→ **Given information**:
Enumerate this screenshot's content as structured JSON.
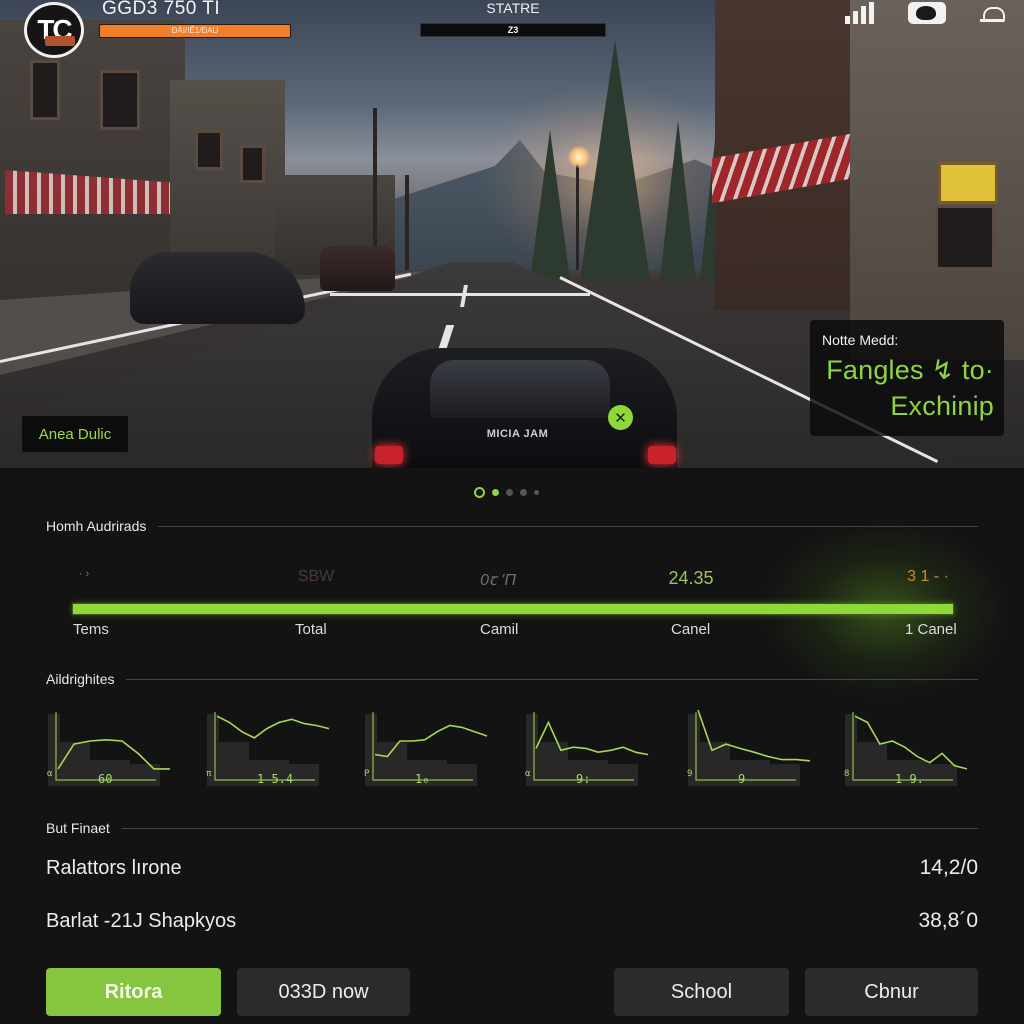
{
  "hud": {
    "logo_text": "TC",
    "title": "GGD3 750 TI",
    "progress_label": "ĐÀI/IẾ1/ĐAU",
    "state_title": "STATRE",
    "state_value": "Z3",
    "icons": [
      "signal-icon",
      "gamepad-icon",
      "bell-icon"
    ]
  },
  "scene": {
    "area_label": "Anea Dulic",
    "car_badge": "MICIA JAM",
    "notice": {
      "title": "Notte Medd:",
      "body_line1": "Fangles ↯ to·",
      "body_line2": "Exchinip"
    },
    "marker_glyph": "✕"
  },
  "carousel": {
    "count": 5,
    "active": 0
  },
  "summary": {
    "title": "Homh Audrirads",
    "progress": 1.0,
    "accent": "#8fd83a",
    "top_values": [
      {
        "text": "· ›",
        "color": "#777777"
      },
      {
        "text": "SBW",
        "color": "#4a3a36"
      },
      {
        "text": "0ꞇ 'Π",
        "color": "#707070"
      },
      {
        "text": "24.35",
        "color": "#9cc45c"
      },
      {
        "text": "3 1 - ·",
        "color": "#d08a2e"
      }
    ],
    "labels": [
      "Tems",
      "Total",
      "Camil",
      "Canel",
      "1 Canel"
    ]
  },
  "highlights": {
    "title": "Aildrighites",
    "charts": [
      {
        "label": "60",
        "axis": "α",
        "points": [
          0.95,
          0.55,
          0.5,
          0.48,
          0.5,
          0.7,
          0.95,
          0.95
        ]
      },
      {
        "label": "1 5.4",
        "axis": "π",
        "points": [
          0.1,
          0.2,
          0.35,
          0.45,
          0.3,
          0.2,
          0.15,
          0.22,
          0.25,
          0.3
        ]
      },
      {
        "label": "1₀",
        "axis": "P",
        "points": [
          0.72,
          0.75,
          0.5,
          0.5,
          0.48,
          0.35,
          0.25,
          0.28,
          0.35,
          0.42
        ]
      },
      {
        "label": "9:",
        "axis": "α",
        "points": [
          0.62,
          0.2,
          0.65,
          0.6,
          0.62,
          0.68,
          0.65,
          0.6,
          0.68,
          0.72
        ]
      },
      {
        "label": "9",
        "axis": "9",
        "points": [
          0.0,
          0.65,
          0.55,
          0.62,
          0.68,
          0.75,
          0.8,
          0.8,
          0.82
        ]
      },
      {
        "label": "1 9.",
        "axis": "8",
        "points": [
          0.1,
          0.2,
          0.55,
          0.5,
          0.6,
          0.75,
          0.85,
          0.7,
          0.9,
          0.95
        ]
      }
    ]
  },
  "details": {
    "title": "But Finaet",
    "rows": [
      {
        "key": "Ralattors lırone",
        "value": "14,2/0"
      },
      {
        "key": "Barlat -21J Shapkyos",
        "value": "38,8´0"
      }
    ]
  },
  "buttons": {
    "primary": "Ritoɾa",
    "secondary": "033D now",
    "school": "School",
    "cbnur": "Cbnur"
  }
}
...
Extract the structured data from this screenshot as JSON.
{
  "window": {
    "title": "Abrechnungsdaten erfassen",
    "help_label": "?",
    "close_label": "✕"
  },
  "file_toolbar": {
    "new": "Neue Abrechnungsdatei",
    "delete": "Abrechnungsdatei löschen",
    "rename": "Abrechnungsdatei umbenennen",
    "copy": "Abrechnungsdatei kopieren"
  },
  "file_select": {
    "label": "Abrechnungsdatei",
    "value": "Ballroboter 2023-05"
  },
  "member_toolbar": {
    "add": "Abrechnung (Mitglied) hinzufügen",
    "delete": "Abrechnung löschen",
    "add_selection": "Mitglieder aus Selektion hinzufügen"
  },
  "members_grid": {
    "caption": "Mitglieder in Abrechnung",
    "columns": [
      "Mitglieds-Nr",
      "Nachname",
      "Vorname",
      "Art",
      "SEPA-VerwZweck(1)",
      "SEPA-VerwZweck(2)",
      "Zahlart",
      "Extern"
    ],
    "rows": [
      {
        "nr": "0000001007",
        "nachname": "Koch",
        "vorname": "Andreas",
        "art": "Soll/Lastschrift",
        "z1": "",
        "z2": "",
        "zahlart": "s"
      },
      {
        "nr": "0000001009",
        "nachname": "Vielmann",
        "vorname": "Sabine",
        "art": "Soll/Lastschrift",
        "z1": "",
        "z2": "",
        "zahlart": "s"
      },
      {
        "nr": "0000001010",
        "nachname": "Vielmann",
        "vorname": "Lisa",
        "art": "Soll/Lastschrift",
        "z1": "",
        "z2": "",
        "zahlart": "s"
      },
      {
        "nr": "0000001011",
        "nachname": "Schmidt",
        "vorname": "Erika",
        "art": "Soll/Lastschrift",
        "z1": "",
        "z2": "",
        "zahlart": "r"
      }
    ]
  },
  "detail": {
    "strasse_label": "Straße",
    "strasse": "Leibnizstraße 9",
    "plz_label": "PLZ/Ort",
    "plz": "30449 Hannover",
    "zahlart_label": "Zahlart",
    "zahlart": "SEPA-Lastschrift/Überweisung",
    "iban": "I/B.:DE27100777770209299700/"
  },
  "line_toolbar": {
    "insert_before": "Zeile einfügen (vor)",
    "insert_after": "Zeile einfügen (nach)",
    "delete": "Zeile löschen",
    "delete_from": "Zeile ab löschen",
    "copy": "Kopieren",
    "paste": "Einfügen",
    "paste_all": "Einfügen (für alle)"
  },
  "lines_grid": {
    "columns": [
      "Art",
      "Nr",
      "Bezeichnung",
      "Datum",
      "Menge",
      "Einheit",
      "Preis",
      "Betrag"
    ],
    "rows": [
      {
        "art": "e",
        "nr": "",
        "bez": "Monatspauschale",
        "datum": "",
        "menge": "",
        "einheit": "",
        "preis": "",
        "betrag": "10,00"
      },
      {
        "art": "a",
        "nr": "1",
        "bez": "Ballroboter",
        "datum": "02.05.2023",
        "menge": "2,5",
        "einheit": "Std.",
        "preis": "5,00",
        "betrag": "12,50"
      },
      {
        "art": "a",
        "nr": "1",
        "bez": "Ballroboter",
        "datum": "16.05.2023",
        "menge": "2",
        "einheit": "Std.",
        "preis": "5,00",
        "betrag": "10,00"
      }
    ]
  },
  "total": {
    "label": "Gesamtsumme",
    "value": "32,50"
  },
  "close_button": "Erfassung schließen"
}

→ **Task requirements**:
Copy out each line of the records that holds the string "structured".

→ **Exercise output**:
Enumerate this screenshot's content as structured JSON.
Extract the structured data from this screenshot as JSON.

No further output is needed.